(Stored entries)
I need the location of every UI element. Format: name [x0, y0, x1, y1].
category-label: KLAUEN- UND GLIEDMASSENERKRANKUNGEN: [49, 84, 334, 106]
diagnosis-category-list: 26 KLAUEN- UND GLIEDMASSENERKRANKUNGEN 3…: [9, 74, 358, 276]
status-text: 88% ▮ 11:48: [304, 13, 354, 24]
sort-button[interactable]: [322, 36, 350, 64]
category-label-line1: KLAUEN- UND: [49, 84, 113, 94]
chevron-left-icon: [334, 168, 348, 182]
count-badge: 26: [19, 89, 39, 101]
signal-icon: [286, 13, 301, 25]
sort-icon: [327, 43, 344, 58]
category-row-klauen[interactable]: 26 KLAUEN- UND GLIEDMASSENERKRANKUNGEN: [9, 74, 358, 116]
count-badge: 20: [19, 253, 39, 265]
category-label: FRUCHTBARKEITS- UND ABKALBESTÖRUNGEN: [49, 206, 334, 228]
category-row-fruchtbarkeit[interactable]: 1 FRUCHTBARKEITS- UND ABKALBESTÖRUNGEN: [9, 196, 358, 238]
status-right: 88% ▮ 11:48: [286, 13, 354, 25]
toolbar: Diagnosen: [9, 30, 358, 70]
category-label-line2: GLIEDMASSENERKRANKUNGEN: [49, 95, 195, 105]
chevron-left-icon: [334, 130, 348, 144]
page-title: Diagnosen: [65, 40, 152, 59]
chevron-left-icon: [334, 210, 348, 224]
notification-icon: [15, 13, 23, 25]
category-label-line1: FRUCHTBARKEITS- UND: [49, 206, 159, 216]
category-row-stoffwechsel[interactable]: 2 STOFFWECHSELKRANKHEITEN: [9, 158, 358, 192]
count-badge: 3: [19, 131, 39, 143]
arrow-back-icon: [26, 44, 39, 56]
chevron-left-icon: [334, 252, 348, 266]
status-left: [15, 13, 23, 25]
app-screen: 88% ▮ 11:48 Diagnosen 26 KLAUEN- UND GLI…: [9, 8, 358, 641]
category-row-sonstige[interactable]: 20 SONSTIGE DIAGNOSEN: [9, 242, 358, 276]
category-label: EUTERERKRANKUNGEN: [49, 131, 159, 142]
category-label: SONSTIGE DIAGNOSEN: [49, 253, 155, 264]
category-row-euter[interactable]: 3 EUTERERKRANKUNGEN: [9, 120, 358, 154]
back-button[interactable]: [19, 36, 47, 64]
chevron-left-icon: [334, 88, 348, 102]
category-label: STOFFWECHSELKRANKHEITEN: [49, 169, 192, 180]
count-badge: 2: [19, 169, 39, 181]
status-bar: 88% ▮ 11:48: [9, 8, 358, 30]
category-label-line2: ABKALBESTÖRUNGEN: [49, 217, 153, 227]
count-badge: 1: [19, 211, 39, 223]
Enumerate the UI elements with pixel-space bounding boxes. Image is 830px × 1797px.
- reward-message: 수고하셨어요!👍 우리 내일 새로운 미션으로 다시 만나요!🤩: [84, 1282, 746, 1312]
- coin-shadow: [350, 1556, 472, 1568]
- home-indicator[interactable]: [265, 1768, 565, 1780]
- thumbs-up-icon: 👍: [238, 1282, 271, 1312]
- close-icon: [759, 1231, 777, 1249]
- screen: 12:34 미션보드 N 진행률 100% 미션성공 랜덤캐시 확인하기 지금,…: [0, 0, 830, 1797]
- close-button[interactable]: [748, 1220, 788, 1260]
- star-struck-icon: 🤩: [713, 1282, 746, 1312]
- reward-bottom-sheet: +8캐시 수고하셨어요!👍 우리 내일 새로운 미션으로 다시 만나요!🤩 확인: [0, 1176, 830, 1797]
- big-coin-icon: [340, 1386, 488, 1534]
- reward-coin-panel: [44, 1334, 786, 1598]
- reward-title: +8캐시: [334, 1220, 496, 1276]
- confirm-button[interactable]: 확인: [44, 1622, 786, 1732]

→ **Set task**: Rewrite the lines above, changing every "UI" to "interface" and leaving the rest untouched.

→ **Answer for the task**:
I need the location of every interface element. Format: name [x0, y0, x1, y1].
category-label: KLAUEN- UND GLIEDMASSENERKRANKUNGEN: [49, 84, 334, 106]
diagnosis-category-list: 26 KLAUEN- UND GLIEDMASSENERKRANKUNGEN 3…: [9, 74, 358, 276]
status-text: 88% ▮ 11:48: [304, 13, 354, 24]
sort-button[interactable]: [322, 36, 350, 64]
category-label-line1: KLAUEN- UND: [49, 84, 113, 94]
chevron-left-icon: [334, 168, 348, 182]
count-badge: 26: [19, 89, 39, 101]
signal-icon: [286, 13, 301, 25]
sort-icon: [327, 43, 344, 58]
category-row-klauen[interactable]: 26 KLAUEN- UND GLIEDMASSENERKRANKUNGEN: [9, 74, 358, 116]
count-badge: 20: [19, 253, 39, 265]
category-label: FRUCHTBARKEITS- UND ABKALBESTÖRUNGEN: [49, 206, 334, 228]
category-row-fruchtbarkeit[interactable]: 1 FRUCHTBARKEITS- UND ABKALBESTÖRUNGEN: [9, 196, 358, 238]
status-right: 88% ▮ 11:48: [286, 13, 354, 25]
toolbar: Diagnosen: [9, 30, 358, 70]
category-label-line2: GLIEDMASSENERKRANKUNGEN: [49, 95, 195, 105]
chevron-left-icon: [334, 130, 348, 144]
page-title: Diagnosen: [65, 40, 152, 59]
chevron-left-icon: [334, 210, 348, 224]
notification-icon: [15, 13, 23, 25]
category-label-line1: FRUCHTBARKEITS- UND: [49, 206, 159, 216]
category-row-stoffwechsel[interactable]: 2 STOFFWECHSELKRANKHEITEN: [9, 158, 358, 192]
count-badge: 3: [19, 131, 39, 143]
arrow-back-icon: [26, 44, 39, 56]
chevron-left-icon: [334, 252, 348, 266]
status-left: [15, 13, 23, 25]
app-screen: 88% ▮ 11:48 Diagnosen 26 KLAUEN- UND GLI…: [9, 8, 358, 641]
category-row-sonstige[interactable]: 20 SONSTIGE DIAGNOSEN: [9, 242, 358, 276]
category-label: EUTERERKRANKUNGEN: [49, 131, 159, 142]
category-label: SONSTIGE DIAGNOSEN: [49, 253, 155, 264]
category-row-euter[interactable]: 3 EUTERERKRANKUNGEN: [9, 120, 358, 154]
back-button[interactable]: [19, 36, 47, 64]
chevron-left-icon: [334, 88, 348, 102]
category-label: STOFFWECHSELKRANKHEITEN: [49, 169, 192, 180]
count-badge: 2: [19, 169, 39, 181]
status-bar: 88% ▮ 11:48: [9, 8, 358, 30]
category-label-line2: ABKALBESTÖRUNGEN: [49, 217, 153, 227]
count-badge: 1: [19, 211, 39, 223]
Enumerate the interface elements with pixel-space bounding boxes. Image is 830px × 1797px.
- reward-message: 수고하셨어요!👍 우리 내일 새로운 미션으로 다시 만나요!🤩: [84, 1282, 746, 1312]
- coin-shadow: [350, 1556, 472, 1568]
- home-indicator[interactable]: [265, 1768, 565, 1780]
- thumbs-up-icon: 👍: [238, 1282, 271, 1312]
- close-icon: [759, 1231, 777, 1249]
- screen: 12:34 미션보드 N 진행률 100% 미션성공 랜덤캐시 확인하기 지금,…: [0, 0, 830, 1797]
- close-button[interactable]: [748, 1220, 788, 1260]
- star-struck-icon: 🤩: [713, 1282, 746, 1312]
- reward-bottom-sheet: +8캐시 수고하셨어요!👍 우리 내일 새로운 미션으로 다시 만나요!🤩 확인: [0, 1176, 830, 1797]
- big-coin-icon: [340, 1386, 488, 1534]
- reward-coin-panel: [44, 1334, 786, 1598]
- reward-title: +8캐시: [334, 1220, 496, 1276]
- confirm-button[interactable]: 확인: [44, 1622, 786, 1732]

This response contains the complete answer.